• _PROBLEM REQUIREMENTS_
Every record that follows must be duplicated exactly, with images left out.

===== DATA SHOWN

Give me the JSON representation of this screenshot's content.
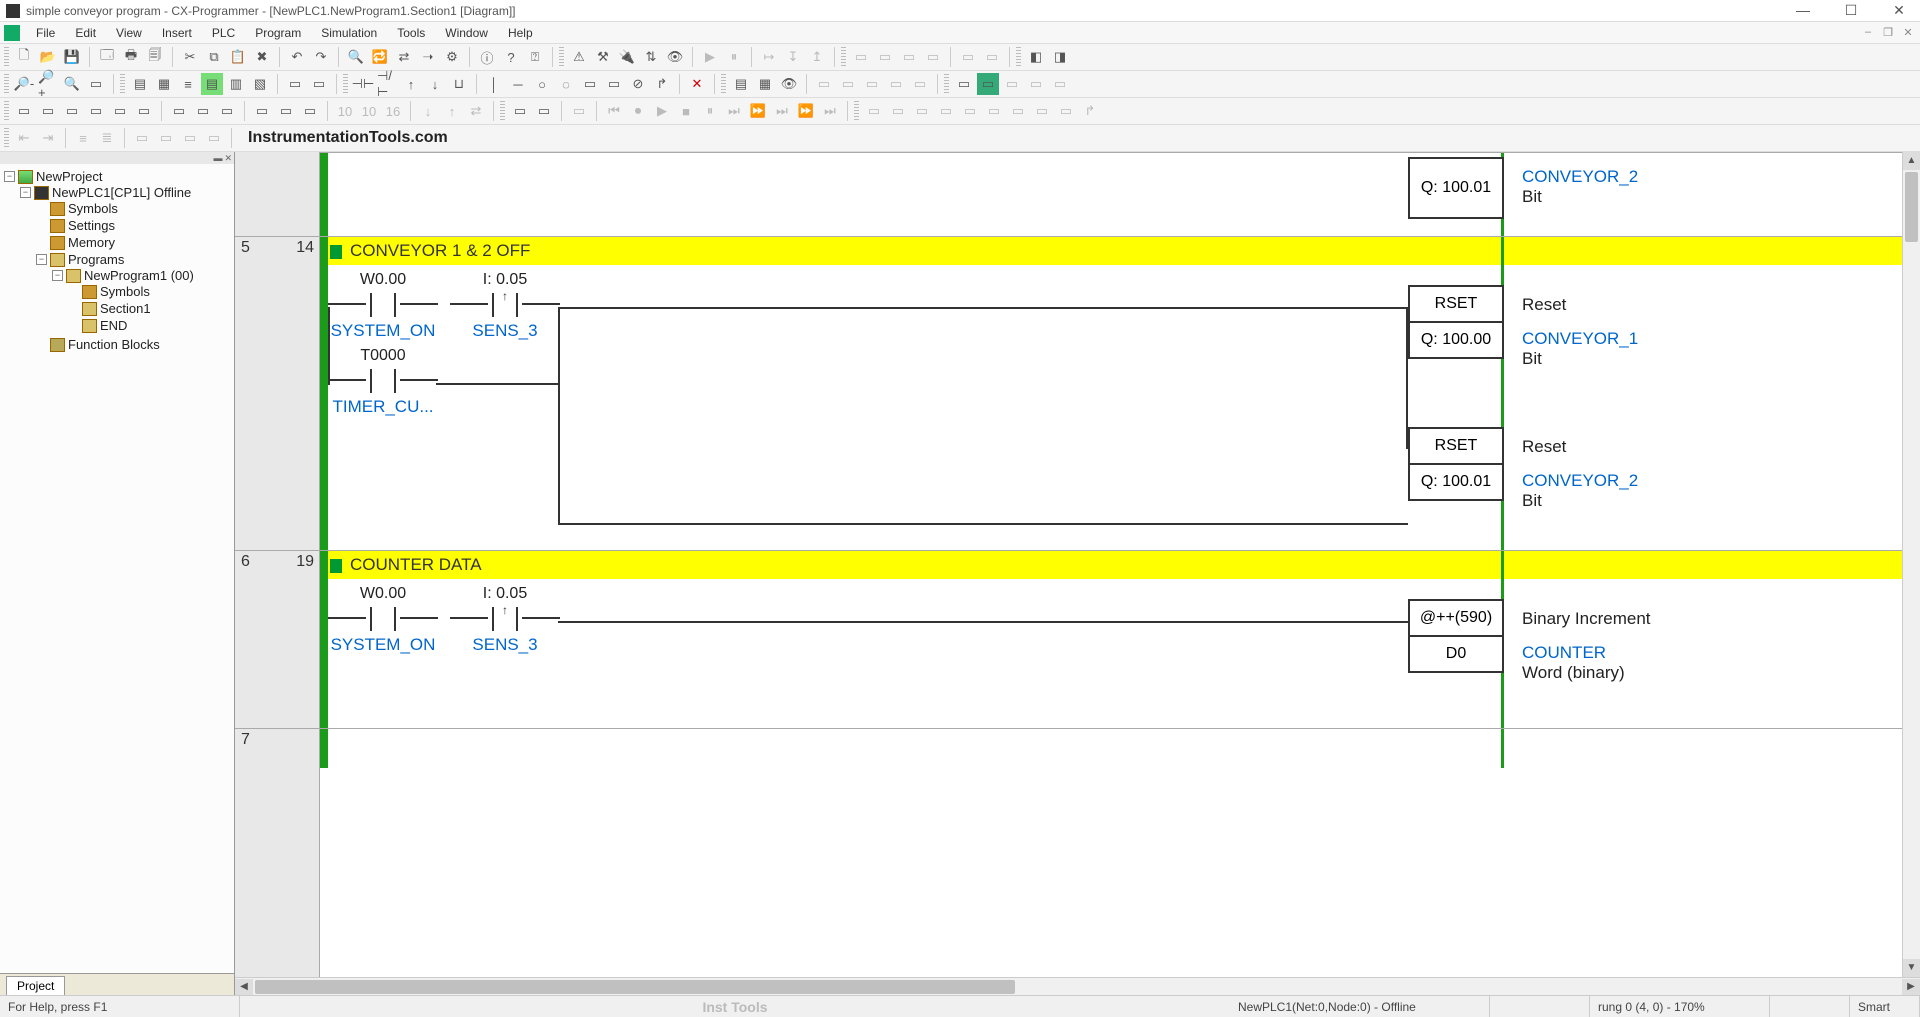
{
  "window": {
    "title": "simple conveyor program - CX-Programmer - [NewPLC1.NewProgram1.Section1 [Diagram]]"
  },
  "menu": {
    "items": [
      "File",
      "Edit",
      "View",
      "Insert",
      "PLC",
      "Program",
      "Simulation",
      "Tools",
      "Window",
      "Help"
    ]
  },
  "watermark": "InstrumentationTools.com",
  "footer_watermark": "Inst Tools",
  "tree": {
    "root": "NewProject",
    "plc": "NewPLC1[CP1L] Offline",
    "plc_children": [
      "Symbols",
      "Settings",
      "Memory"
    ],
    "programs": "Programs",
    "program": "NewProgram1 (00)",
    "program_children": [
      "Symbols",
      "Section1",
      "END"
    ],
    "fb": "Function Blocks"
  },
  "sidebar_tab": "Project",
  "diagram": {
    "rung_top": {
      "out_opd": "Q: 100.01",
      "desc_sym": "CONVEYOR_2",
      "desc_type": "Bit"
    },
    "rung5": {
      "num": "5",
      "step": "14",
      "title": "CONVEYOR 1 & 2 OFF",
      "c1_addr": "W0.00",
      "c1_sym": "SYSTEM_ON",
      "c2_addr": "I: 0.05",
      "c2_sym": "SENS_3",
      "c3_addr": "T0000",
      "c3_sym": "TIMER_CU...",
      "out1_op": "RSET",
      "out1_opd": "Q: 100.00",
      "out1_desc": "Reset",
      "out1_sym": "CONVEYOR_1",
      "out1_type": "Bit",
      "out2_op": "RSET",
      "out2_opd": "Q: 100.01",
      "out2_desc": "Reset",
      "out2_sym": "CONVEYOR_2",
      "out2_type": "Bit"
    },
    "rung6": {
      "num": "6",
      "step": "19",
      "title": "COUNTER DATA",
      "c1_addr": "W0.00",
      "c1_sym": "SYSTEM_ON",
      "c2_addr": "I: 0.05",
      "c2_sym": "SENS_3",
      "out_op": "@++(590)",
      "out_opd": "D0",
      "out_desc": "Binary Increment",
      "out_sym": "COUNTER",
      "out_type": "Word (binary)"
    },
    "rung7": {
      "num": "7"
    }
  },
  "status": {
    "help": "For Help, press F1",
    "conn": "NewPLC1(Net:0,Node:0) - Offline",
    "pos": "rung 0 (4, 0)  - 170%",
    "mode": "Smart"
  }
}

==========

• _TASK ANSWER_
Give me the JSON representation of this screenshot's content.
{
  "window": {
    "title": "simple conveyor program - CX-Programmer - [NewPLC1.NewProgram1.Section1 [Diagram]]"
  },
  "menu": {
    "items": [
      "File",
      "Edit",
      "View",
      "Insert",
      "PLC",
      "Program",
      "Simulation",
      "Tools",
      "Window",
      "Help"
    ]
  },
  "watermark": "InstrumentationTools.com",
  "footer_watermark": "Inst Tools",
  "tree": {
    "root": "NewProject",
    "plc": "NewPLC1[CP1L] Offline",
    "plc_children": [
      "Symbols",
      "Settings",
      "Memory"
    ],
    "programs": "Programs",
    "program": "NewProgram1 (00)",
    "program_children": [
      "Symbols",
      "Section1",
      "END"
    ],
    "fb": "Function Blocks"
  },
  "sidebar_tab": "Project",
  "diagram": {
    "rung_top": {
      "out_opd": "Q: 100.01",
      "desc_sym": "CONVEYOR_2",
      "desc_type": "Bit"
    },
    "rung5": {
      "num": "5",
      "step": "14",
      "title": "CONVEYOR 1 & 2 OFF",
      "c1_addr": "W0.00",
      "c1_sym": "SYSTEM_ON",
      "c2_addr": "I: 0.05",
      "c2_sym": "SENS_3",
      "c3_addr": "T0000",
      "c3_sym": "TIMER_CU...",
      "out1_op": "RSET",
      "out1_opd": "Q: 100.00",
      "out1_desc": "Reset",
      "out1_sym": "CONVEYOR_1",
      "out1_type": "Bit",
      "out2_op": "RSET",
      "out2_opd": "Q: 100.01",
      "out2_desc": "Reset",
      "out2_sym": "CONVEYOR_2",
      "out2_type": "Bit"
    },
    "rung6": {
      "num": "6",
      "step": "19",
      "title": "COUNTER DATA",
      "c1_addr": "W0.00",
      "c1_sym": "SYSTEM_ON",
      "c2_addr": "I: 0.05",
      "c2_sym": "SENS_3",
      "out_op": "@++(590)",
      "out_opd": "D0",
      "out_desc": "Binary Increment",
      "out_sym": "COUNTER",
      "out_type": "Word (binary)"
    },
    "rung7": {
      "num": "7"
    }
  },
  "status": {
    "help": "For Help, press F1",
    "conn": "NewPLC1(Net:0,Node:0) - Offline",
    "pos": "rung 0 (4, 0)  - 170%",
    "mode": "Smart"
  }
}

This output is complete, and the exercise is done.